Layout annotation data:
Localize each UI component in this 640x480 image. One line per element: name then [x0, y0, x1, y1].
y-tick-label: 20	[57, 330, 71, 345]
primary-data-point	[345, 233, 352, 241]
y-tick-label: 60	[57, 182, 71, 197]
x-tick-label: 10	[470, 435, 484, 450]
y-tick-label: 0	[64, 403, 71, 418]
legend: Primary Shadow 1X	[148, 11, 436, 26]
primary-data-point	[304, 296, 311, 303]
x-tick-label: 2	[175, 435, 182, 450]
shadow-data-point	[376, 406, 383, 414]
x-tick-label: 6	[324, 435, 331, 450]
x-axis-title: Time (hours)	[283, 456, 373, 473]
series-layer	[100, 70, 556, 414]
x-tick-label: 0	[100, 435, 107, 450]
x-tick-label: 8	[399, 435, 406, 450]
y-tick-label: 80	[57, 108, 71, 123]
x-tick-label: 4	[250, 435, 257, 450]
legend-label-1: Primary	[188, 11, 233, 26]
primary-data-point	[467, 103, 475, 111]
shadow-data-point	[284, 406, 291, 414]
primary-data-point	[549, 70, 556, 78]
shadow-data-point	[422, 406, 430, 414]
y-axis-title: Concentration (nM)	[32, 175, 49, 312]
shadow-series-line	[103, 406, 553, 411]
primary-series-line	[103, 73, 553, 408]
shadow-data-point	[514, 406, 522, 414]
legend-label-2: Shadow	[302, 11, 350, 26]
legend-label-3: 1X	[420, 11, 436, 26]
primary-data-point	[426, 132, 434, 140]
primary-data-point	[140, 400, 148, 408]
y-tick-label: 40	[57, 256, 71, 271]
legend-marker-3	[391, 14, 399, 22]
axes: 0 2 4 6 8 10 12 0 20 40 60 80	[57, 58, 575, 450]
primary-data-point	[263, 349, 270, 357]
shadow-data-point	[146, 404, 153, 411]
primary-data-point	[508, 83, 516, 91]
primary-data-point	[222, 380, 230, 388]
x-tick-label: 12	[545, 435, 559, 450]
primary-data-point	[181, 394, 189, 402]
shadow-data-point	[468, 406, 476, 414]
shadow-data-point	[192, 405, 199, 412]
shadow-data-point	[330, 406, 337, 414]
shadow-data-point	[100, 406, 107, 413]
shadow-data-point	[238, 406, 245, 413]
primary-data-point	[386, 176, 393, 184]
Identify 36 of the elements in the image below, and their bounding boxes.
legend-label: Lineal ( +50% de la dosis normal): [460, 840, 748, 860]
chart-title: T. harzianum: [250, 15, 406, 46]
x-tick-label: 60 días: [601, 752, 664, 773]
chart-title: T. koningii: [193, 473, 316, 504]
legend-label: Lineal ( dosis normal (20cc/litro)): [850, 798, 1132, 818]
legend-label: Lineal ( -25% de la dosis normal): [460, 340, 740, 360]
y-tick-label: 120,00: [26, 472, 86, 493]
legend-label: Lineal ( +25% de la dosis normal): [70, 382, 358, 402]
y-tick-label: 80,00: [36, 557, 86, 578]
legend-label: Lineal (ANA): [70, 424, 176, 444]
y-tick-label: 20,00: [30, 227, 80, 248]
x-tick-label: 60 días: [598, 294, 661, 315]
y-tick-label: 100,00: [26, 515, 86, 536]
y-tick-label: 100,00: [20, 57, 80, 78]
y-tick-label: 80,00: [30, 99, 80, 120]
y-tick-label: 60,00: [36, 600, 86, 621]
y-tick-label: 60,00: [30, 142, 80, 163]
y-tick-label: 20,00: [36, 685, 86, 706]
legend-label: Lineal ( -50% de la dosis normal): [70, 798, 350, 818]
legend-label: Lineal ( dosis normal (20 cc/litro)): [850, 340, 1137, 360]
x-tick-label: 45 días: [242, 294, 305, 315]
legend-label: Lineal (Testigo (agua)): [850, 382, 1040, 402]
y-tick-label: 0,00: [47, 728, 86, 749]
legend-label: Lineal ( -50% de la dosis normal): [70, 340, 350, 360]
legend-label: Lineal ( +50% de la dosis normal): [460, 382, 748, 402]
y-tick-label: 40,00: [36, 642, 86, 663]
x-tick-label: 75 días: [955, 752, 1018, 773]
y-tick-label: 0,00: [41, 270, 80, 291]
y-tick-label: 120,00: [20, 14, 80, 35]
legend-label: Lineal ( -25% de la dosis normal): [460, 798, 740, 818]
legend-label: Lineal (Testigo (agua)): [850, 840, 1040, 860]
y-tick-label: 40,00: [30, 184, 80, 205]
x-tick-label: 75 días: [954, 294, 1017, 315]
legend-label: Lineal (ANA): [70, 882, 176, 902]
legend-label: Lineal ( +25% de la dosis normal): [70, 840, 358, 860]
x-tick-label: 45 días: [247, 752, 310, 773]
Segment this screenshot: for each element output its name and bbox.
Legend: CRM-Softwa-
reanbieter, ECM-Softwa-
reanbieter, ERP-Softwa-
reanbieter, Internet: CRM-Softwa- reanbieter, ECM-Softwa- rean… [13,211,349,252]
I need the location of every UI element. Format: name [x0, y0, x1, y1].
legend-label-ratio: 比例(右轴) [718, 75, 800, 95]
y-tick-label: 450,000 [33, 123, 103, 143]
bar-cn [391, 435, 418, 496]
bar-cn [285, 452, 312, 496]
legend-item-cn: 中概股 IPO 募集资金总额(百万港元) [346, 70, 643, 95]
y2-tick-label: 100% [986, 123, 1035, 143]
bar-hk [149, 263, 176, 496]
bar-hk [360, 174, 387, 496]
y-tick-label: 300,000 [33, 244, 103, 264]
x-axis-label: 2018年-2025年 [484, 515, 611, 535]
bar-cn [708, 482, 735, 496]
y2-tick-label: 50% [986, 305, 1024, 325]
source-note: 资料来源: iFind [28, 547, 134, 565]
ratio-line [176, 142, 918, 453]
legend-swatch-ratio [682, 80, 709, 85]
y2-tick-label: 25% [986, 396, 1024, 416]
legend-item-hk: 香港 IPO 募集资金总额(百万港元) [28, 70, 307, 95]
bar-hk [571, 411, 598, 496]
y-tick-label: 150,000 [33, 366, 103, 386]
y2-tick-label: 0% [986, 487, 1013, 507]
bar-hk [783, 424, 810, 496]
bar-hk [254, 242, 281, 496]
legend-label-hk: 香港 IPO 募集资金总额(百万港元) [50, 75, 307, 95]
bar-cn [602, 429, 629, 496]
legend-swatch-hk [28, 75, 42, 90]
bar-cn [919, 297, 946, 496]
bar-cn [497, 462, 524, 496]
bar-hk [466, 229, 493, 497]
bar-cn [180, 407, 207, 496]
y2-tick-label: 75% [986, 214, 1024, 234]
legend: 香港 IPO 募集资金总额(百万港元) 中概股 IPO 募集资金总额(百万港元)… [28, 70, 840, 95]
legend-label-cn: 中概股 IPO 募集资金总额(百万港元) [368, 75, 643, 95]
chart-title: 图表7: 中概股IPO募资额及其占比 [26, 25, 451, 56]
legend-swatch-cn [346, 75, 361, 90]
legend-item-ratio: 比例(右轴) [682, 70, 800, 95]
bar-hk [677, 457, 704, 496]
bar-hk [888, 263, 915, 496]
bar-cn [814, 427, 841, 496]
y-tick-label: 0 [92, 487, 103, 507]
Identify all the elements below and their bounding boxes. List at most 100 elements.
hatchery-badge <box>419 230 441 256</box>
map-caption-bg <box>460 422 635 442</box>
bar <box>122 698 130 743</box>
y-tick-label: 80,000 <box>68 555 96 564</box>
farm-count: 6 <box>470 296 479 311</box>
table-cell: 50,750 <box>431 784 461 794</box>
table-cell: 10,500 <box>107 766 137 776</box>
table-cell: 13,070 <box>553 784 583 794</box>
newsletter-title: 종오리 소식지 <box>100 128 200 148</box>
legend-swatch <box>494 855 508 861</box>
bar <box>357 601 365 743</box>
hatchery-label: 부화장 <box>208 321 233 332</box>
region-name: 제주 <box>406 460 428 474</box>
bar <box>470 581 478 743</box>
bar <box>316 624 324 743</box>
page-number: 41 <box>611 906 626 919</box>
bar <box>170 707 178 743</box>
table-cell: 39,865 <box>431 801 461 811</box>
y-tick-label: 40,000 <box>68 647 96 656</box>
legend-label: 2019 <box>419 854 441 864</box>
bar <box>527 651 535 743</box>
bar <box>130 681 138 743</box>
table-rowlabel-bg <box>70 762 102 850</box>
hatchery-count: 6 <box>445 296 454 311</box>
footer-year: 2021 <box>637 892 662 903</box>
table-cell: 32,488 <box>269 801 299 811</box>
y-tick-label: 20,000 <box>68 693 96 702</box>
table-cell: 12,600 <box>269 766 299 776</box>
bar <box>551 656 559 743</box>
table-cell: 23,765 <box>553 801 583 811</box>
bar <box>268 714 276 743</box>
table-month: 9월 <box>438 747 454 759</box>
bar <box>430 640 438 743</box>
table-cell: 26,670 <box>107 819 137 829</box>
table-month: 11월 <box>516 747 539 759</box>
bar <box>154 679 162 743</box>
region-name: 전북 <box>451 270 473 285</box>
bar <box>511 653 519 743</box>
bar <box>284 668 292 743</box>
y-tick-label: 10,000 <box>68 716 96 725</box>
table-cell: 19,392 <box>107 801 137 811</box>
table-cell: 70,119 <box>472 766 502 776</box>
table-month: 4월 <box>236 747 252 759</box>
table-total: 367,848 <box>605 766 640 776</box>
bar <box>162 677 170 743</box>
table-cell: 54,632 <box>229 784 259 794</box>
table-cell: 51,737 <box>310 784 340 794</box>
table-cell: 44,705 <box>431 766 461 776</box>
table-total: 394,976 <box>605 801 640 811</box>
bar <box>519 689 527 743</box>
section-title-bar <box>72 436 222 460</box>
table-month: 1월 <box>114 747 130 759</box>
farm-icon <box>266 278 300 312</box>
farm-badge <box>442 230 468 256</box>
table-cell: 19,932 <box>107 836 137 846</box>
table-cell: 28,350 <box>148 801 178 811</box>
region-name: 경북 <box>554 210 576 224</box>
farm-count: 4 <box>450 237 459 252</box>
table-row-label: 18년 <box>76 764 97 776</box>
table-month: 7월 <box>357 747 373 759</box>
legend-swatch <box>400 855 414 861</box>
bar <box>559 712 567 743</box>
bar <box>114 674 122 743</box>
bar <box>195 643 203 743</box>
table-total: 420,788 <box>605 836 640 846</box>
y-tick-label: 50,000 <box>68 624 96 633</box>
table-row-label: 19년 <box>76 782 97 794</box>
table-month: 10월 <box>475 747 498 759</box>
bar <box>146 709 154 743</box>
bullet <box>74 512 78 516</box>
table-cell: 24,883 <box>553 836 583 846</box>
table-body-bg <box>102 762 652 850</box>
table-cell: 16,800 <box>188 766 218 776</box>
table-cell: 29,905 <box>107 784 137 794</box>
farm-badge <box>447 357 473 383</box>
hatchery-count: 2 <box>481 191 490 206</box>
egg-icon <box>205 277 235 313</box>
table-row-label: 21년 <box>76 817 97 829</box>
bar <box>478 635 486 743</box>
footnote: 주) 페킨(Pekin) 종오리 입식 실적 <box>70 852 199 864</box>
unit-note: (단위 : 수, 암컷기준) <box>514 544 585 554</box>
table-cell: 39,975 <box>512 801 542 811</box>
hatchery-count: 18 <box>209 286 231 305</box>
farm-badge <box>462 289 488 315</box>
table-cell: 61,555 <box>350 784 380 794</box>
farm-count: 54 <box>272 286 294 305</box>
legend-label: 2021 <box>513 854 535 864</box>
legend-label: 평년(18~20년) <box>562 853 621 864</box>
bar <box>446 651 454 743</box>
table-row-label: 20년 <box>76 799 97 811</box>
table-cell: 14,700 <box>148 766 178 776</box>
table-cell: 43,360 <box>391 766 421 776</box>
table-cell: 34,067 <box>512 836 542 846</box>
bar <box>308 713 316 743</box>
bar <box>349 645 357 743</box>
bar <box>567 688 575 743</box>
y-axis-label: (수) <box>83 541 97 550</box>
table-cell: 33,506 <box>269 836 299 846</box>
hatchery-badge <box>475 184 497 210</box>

- YOUR OBJECTIVE -
Output the material verbatim, starting at its first line and ending with the line that contains "108, 71, 123]", with both of those lines included.

- WORKED SOLUTION -
Localize each UI component in this 640x480 image. One line per element: name then [x0, y0, x1, y1].
y-tick-label: 20	[57, 330, 71, 345]
primary-data-point	[345, 233, 352, 241]
y-tick-label: 60	[57, 182, 71, 197]
x-tick-label: 10	[470, 435, 484, 450]
y-tick-label: 0	[64, 403, 71, 418]
legend: Primary Shadow 1X	[148, 11, 436, 26]
primary-data-point	[304, 296, 311, 303]
x-tick-label: 2	[175, 435, 182, 450]
shadow-data-point	[376, 406, 383, 414]
x-tick-label: 6	[324, 435, 331, 450]
x-axis-title: Time (hours)	[283, 456, 373, 473]
series-layer	[100, 70, 556, 414]
x-tick-label: 0	[100, 435, 107, 450]
x-tick-label: 8	[399, 435, 406, 450]
y-tick-label: 80	[57, 108, 71, 123]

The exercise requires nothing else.